CHALLENGE | Show, in full, each line of the data that contains "DIMENSI".

═══ INFORMATION PROVIDED

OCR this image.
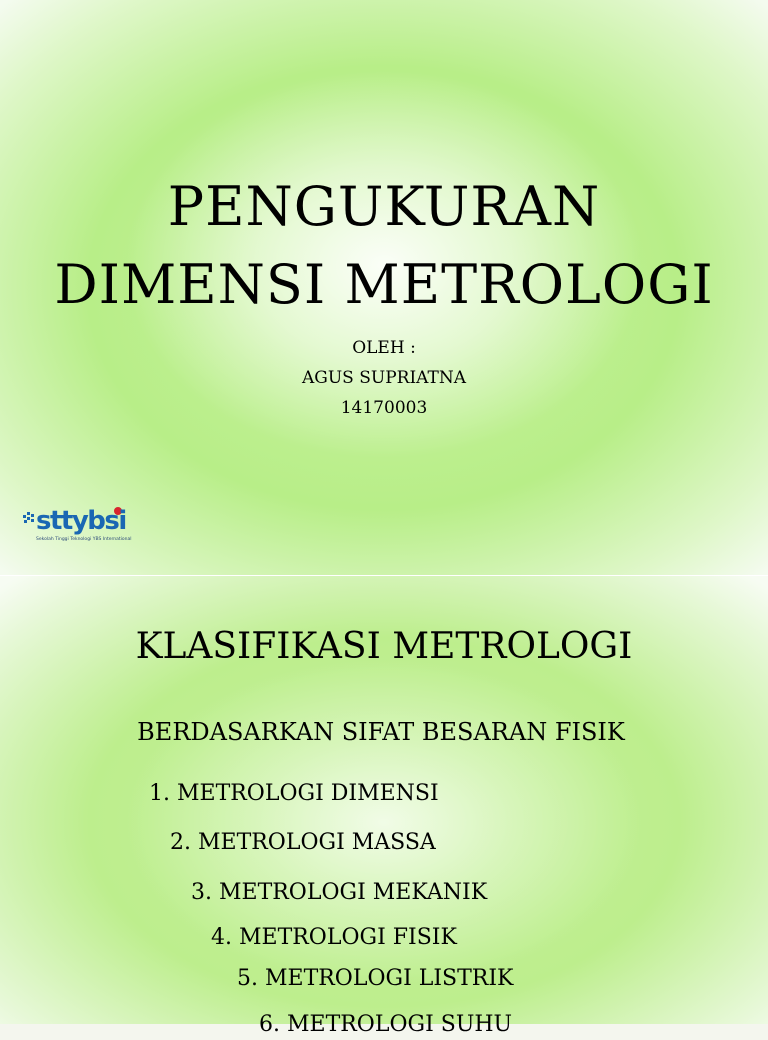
PENGUKURAN
DIMENSI METROLOGI
OLEH :
AGUS SUPRIATNA
14170003
sttybsi
Sekolah Tinggi Teknologi YBS International
KLASIFIKASI METROLOGI
BERDASARKAN SIFAT BESARAN FISIK
1. METROLOGI DIMENSI
2. METROLOGI MASSA
3. METROLOGI MEKANIK
4. METROLOGI FISIK
5. METROLOGI LISTRIK
6. METROLOGI SUHU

══════

EXERCISE ANSWER |
DIMENSI METROLOGI
1. METROLOGI DIMENSI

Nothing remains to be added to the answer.